**What is required:**
The answer should match the entries that follow exactly, except that no image appears in it.

**Given information:**
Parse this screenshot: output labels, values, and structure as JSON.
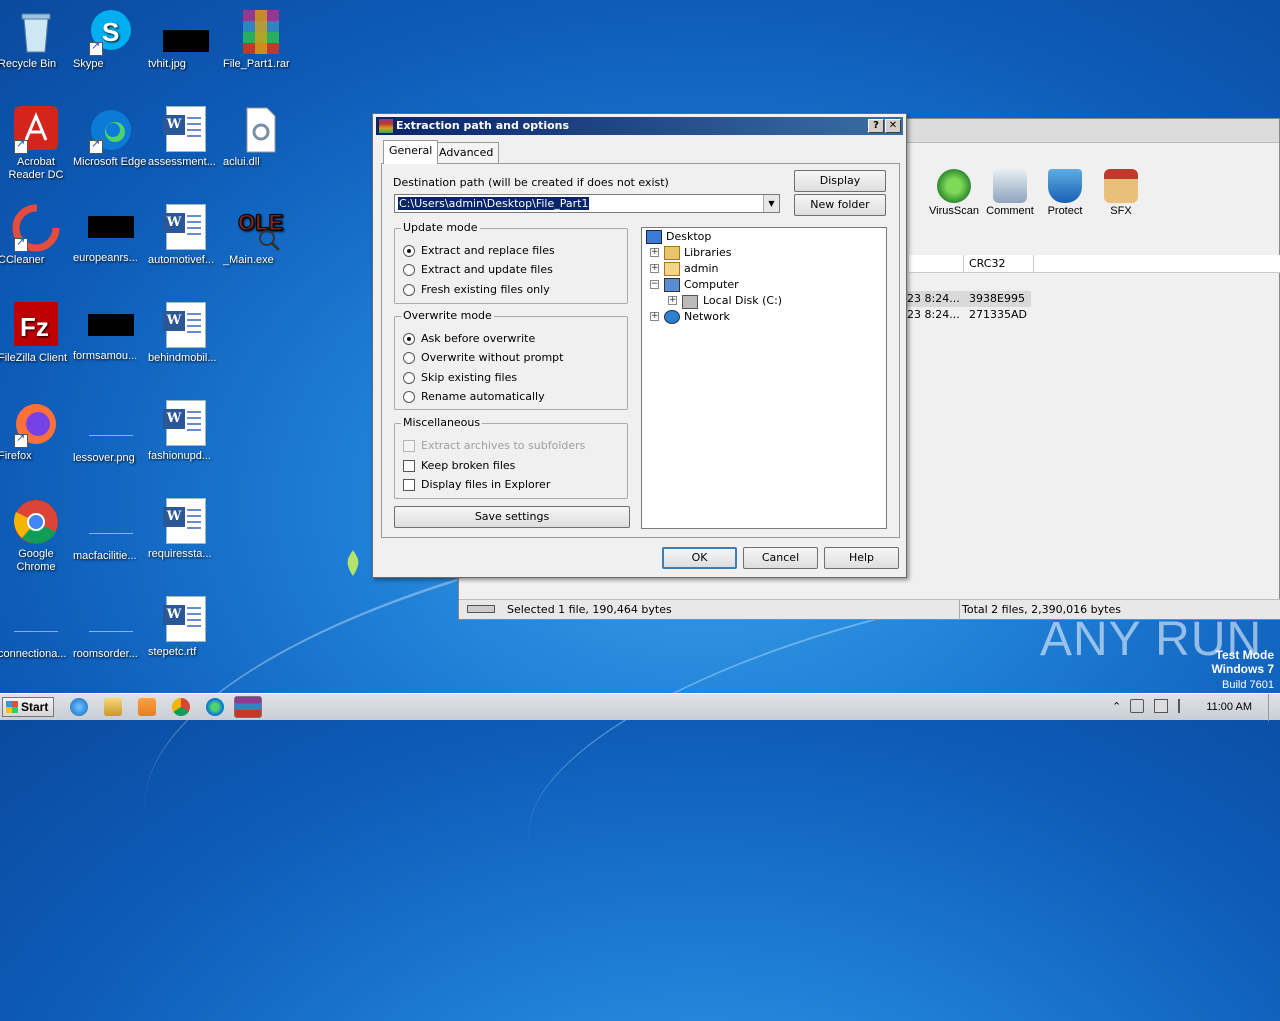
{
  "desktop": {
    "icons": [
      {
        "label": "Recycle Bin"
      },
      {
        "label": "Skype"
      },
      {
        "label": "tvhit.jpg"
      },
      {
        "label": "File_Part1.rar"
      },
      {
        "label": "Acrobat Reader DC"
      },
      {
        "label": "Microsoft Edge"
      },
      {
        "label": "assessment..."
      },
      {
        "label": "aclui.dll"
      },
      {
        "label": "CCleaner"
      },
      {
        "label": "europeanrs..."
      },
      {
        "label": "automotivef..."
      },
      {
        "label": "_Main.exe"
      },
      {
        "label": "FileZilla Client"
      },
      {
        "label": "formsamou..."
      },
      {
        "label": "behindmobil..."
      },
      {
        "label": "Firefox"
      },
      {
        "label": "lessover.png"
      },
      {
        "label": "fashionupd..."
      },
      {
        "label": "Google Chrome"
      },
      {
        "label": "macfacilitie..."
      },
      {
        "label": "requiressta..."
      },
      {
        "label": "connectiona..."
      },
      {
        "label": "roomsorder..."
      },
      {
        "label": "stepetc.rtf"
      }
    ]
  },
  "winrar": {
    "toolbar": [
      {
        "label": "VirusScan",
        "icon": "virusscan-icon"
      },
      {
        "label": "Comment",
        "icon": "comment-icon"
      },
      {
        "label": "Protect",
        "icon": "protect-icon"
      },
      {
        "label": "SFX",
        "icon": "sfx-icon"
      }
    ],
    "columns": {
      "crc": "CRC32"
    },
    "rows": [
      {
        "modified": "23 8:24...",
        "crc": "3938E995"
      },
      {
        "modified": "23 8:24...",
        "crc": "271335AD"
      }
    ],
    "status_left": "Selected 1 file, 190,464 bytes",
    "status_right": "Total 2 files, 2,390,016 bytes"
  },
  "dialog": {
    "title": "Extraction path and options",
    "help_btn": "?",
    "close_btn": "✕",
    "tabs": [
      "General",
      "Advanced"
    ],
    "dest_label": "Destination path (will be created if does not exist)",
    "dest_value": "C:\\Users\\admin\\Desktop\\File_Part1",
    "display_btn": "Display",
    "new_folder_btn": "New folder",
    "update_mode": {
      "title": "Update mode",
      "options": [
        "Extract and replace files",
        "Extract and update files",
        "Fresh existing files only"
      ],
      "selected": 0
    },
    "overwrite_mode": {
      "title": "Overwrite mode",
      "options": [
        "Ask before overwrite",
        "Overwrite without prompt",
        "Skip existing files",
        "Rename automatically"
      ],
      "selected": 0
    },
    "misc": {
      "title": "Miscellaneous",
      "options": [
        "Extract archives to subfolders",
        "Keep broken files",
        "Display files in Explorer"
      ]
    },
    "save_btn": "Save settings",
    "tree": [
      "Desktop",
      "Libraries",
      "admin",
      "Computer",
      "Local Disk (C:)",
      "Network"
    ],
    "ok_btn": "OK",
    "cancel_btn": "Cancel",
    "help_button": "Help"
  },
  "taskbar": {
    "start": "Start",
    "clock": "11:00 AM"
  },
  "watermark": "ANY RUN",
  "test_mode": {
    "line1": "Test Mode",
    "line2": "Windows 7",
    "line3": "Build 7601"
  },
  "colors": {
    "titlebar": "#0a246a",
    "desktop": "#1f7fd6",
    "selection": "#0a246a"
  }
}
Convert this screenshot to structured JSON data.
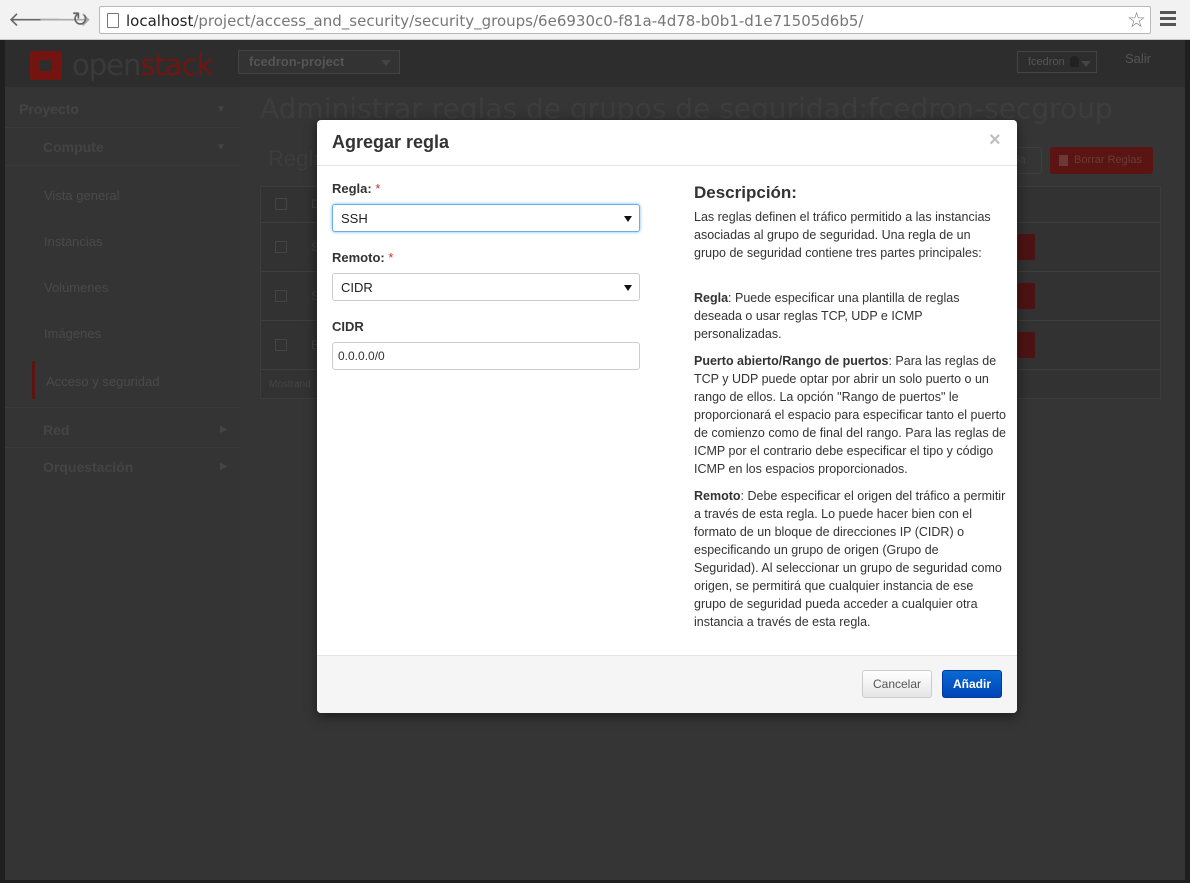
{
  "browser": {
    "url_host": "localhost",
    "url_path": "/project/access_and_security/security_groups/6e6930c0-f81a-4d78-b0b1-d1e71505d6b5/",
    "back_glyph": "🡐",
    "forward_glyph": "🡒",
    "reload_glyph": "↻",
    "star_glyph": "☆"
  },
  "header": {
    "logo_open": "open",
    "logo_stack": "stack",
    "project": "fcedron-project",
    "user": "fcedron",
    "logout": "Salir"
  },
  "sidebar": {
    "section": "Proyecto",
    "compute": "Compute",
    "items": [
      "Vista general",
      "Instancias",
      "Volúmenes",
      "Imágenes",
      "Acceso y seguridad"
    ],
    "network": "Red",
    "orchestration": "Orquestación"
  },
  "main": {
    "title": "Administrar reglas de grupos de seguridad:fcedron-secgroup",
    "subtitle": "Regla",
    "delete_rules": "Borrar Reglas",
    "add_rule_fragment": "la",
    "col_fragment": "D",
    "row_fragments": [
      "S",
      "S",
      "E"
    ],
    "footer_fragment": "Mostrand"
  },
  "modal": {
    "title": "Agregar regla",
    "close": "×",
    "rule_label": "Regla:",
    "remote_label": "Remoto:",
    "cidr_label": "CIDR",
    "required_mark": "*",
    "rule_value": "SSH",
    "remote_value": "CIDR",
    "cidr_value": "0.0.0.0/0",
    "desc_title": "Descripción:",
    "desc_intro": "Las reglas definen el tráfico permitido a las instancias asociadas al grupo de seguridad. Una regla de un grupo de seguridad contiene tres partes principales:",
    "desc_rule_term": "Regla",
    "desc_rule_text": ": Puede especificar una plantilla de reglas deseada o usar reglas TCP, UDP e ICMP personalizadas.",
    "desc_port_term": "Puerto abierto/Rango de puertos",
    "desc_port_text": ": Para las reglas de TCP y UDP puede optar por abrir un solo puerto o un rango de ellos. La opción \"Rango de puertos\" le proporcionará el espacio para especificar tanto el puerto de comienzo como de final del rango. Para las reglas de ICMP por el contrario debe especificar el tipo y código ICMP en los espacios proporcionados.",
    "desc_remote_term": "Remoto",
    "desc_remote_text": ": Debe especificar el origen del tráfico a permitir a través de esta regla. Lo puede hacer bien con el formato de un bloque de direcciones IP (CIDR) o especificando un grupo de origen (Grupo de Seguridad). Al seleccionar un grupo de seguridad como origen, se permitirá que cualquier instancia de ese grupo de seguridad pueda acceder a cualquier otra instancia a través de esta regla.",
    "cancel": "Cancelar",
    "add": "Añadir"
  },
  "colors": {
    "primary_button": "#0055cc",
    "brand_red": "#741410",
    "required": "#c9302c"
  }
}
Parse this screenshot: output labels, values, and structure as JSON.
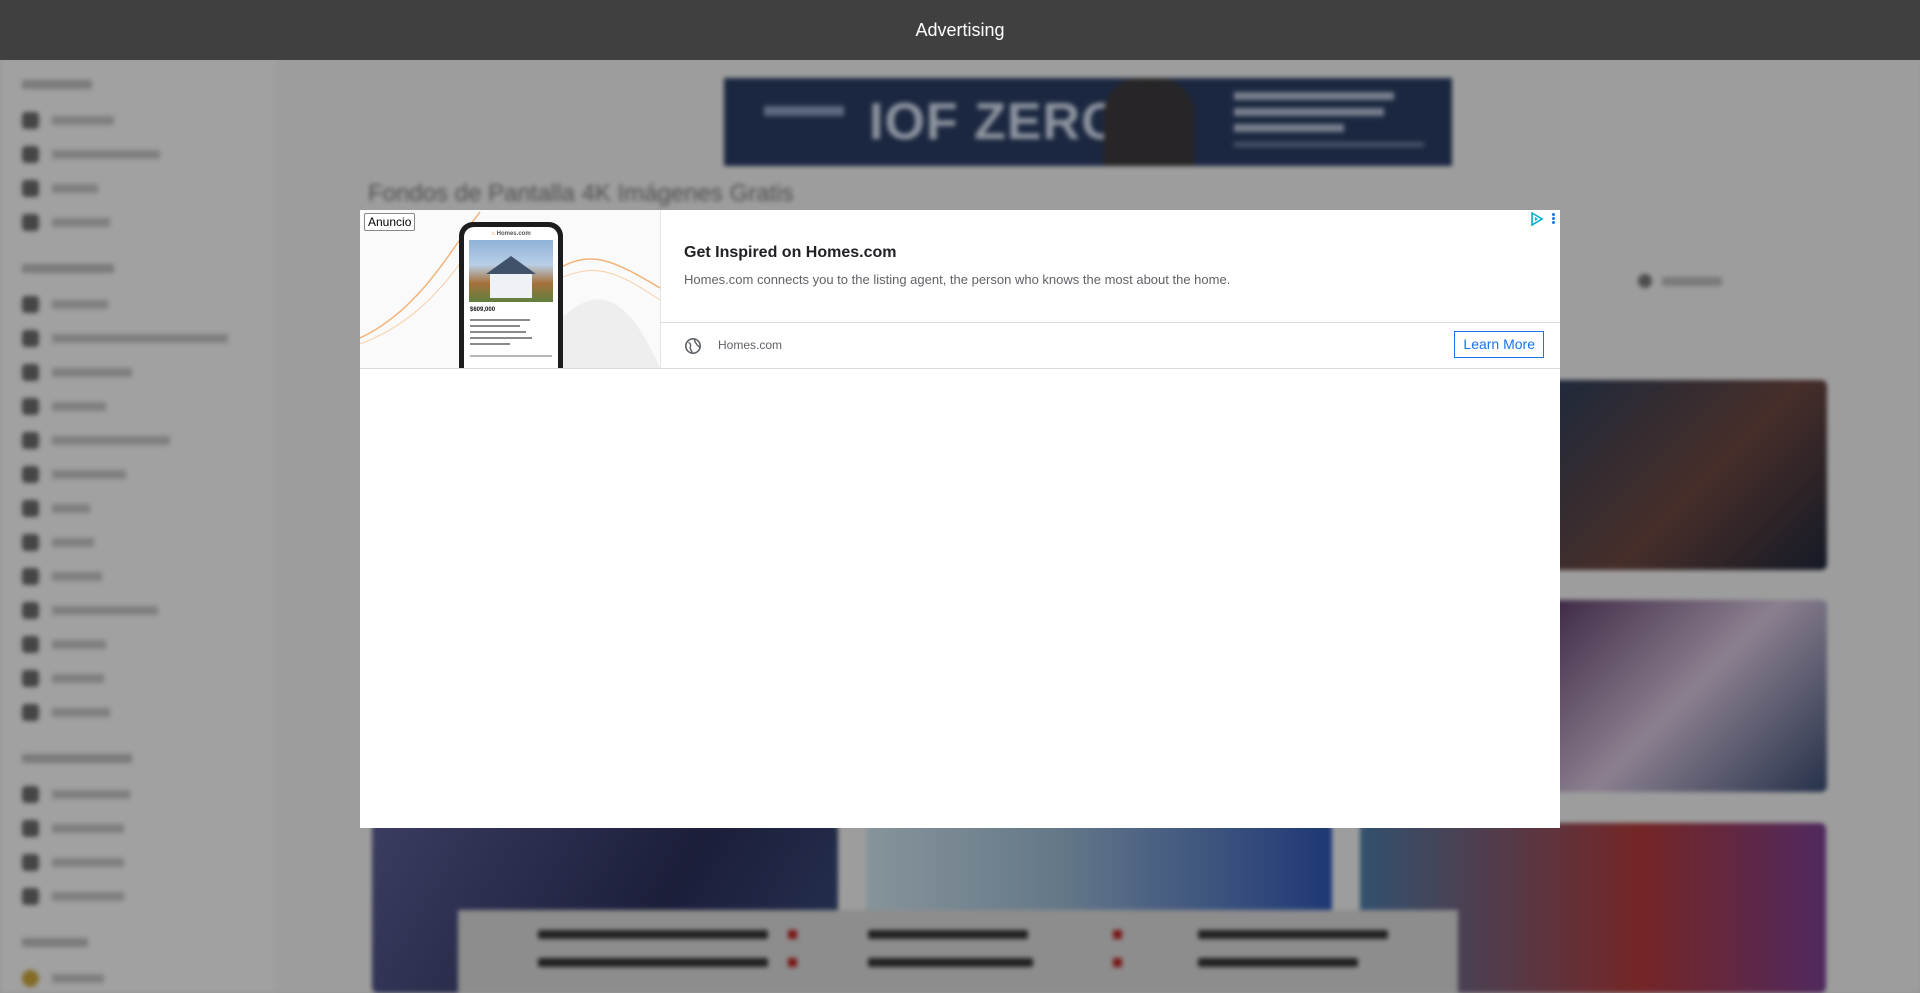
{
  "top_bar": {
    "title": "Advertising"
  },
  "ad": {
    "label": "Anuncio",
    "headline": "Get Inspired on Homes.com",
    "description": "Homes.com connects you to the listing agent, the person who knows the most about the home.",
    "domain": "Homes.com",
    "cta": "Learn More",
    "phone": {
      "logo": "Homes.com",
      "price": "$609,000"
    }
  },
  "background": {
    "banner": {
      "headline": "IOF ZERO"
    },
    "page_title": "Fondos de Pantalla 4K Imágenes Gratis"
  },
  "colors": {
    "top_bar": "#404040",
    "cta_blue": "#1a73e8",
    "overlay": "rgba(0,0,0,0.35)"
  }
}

**Result:**
Parse this screenshot: output labels, values, and structure as JSON.
{
  "desktop": {
    "icons": [
      {
        "label": "Recycle Bin"
      },
      {
        "label": "Skype"
      },
      {
        "label": "tvhit.jpg"
      },
      {
        "label": "File_Part1.rar"
      },
      {
        "label": "Acrobat Reader DC"
      },
      {
        "label": "Microsoft Edge"
      },
      {
        "label": "assessment..."
      },
      {
        "label": "aclui.dll"
      },
      {
        "label": "CCleaner"
      },
      {
        "label": "europeanrs..."
      },
      {
        "label": "automotivef..."
      },
      {
        "label": "_Main.exe"
      },
      {
        "label": "FileZilla Client"
      },
      {
        "label": "formsamou..."
      },
      {
        "label": "behindmobil..."
      },
      {
        "label": "Firefox"
      },
      {
        "label": "lessover.png"
      },
      {
        "label": "fashionupd..."
      },
      {
        "label": "Google Chrome"
      },
      {
        "label": "macfacilitie..."
      },
      {
        "label": "requiressta..."
      },
      {
        "label": "connectiona..."
      },
      {
        "label": "roomsorder..."
      },
      {
        "label": "stepetc.rtf"
      }
    ]
  },
  "winrar": {
    "toolbar": [
      {
        "label": "VirusScan",
        "icon": "virusscan-icon"
      },
      {
        "label": "Comment",
        "icon": "comment-icon"
      },
      {
        "label": "Protect",
        "icon": "protect-icon"
      },
      {
        "label": "SFX",
        "icon": "sfx-icon"
      }
    ],
    "columns": {
      "crc": "CRC32"
    },
    "rows": [
      {
        "modified": "23 8:24...",
        "crc": "3938E995"
      },
      {
        "modified": "23 8:24...",
        "crc": "271335AD"
      }
    ],
    "status_left": "Selected 1 file, 190,464 bytes",
    "status_right": "Total 2 files, 2,390,016 bytes"
  },
  "dialog": {
    "title": "Extraction path and options",
    "help_btn": "?",
    "close_btn": "✕",
    "tabs": [
      "General",
      "Advanced"
    ],
    "dest_label": "Destination path (will be created if does not exist)",
    "dest_value": "C:\\Users\\admin\\Desktop\\File_Part1",
    "display_btn": "Display",
    "new_folder_btn": "New folder",
    "update_mode": {
      "title": "Update mode",
      "options": [
        "Extract and replace files",
        "Extract and update files",
        "Fresh existing files only"
      ],
      "selected": 0
    },
    "overwrite_mode": {
      "title": "Overwrite mode",
      "options": [
        "Ask before overwrite",
        "Overwrite without prompt",
        "Skip existing files",
        "Rename automatically"
      ],
      "selected": 0
    },
    "misc": {
      "title": "Miscellaneous",
      "options": [
        "Extract archives to subfolders",
        "Keep broken files",
        "Display files in Explorer"
      ]
    },
    "save_btn": "Save settings",
    "tree": [
      "Desktop",
      "Libraries",
      "admin",
      "Computer",
      "Local Disk (C:)",
      "Network"
    ],
    "ok_btn": "OK",
    "cancel_btn": "Cancel",
    "help_button": "Help"
  },
  "taskbar": {
    "start": "Start",
    "clock": "11:00 AM"
  },
  "watermark": "ANY RUN",
  "test_mode": {
    "line1": "Test Mode",
    "line2": "Windows 7",
    "line3": "Build 7601"
  },
  "colors": {
    "titlebar": "#0a246a",
    "desktop": "#1f7fd6",
    "selection": "#0a246a"
  }
}
Convert this screenshot to structured JSON data.
{
  "browser": {
    "url_host": "localhost",
    "url_path": "/project/access_and_security/security_groups/6e6930c0-f81a-4d78-b0b1-d1e71505d6b5/",
    "back_glyph": "🡐",
    "forward_glyph": "🡒",
    "reload_glyph": "↻",
    "star_glyph": "☆"
  },
  "header": {
    "logo_open": "open",
    "logo_stack": "stack",
    "project": "fcedron-project",
    "user": "fcedron",
    "logout": "Salir"
  },
  "sidebar": {
    "section": "Proyecto",
    "compute": "Compute",
    "items": [
      "Vista general",
      "Instancias",
      "Volúmenes",
      "Imágenes",
      "Acceso y seguridad"
    ],
    "network": "Red",
    "orchestration": "Orquestación"
  },
  "main": {
    "title": "Administrar reglas de grupos de seguridad:fcedron-secgroup",
    "subtitle": "Regla",
    "delete_rules": "Borrar Reglas",
    "add_rule_fragment": "la",
    "col_fragment": "D",
    "row_fragments": [
      "S",
      "S",
      "E"
    ],
    "footer_fragment": "Mostrand"
  },
  "modal": {
    "title": "Agregar regla",
    "close": "×",
    "rule_label": "Regla:",
    "remote_label": "Remoto:",
    "cidr_label": "CIDR",
    "required_mark": "*",
    "rule_value": "SSH",
    "remote_value": "CIDR",
    "cidr_value": "0.0.0.0/0",
    "desc_title": "Descripción:",
    "desc_intro": "Las reglas definen el tráfico permitido a las instancias asociadas al grupo de seguridad. Una regla de un grupo de seguridad contiene tres partes principales:",
    "desc_rule_term": "Regla",
    "desc_rule_text": ": Puede especificar una plantilla de reglas deseada o usar reglas TCP, UDP e ICMP personalizadas.",
    "desc_port_term": "Puerto abierto/Rango de puertos",
    "desc_port_text": ": Para las reglas de TCP y UDP puede optar por abrir un solo puerto o un rango de ellos. La opción \"Rango de puertos\" le proporcionará el espacio para especificar tanto el puerto de comienzo como de final del rango. Para las reglas de ICMP por el contrario debe especificar el tipo y código ICMP en los espacios proporcionados.",
    "desc_remote_term": "Remoto",
    "desc_remote_text": ": Debe especificar el origen del tráfico a permitir a través de esta regla. Lo puede hacer bien con el formato de un bloque de direcciones IP (CIDR) o especificando un grupo de origen (Grupo de Seguridad). Al seleccionar un grupo de seguridad como origen, se permitirá que cualquier instancia de ese grupo de seguridad pueda acceder a cualquier otra instancia a través de esta regla.",
    "cancel": "Cancelar",
    "add": "Añadir"
  },
  "colors": {
    "primary_button": "#0055cc",
    "brand_red": "#741410",
    "required": "#c9302c"
  }
}
Parse this screenshot: output labels, values, and structure as JSON.
{
  "top_bar": {
    "title": "Advertising"
  },
  "ad": {
    "label": "Anuncio",
    "headline": "Get Inspired on Homes.com",
    "description": "Homes.com connects you to the listing agent, the person who knows the most about the home.",
    "domain": "Homes.com",
    "cta": "Learn More",
    "phone": {
      "logo": "Homes.com",
      "price": "$609,000"
    }
  },
  "background": {
    "banner": {
      "headline": "IOF ZERO"
    },
    "page_title": "Fondos de Pantalla 4K Imágenes Gratis"
  },
  "colors": {
    "top_bar": "#404040",
    "cta_blue": "#1a73e8",
    "overlay": "rgba(0,0,0,0.35)"
  }
}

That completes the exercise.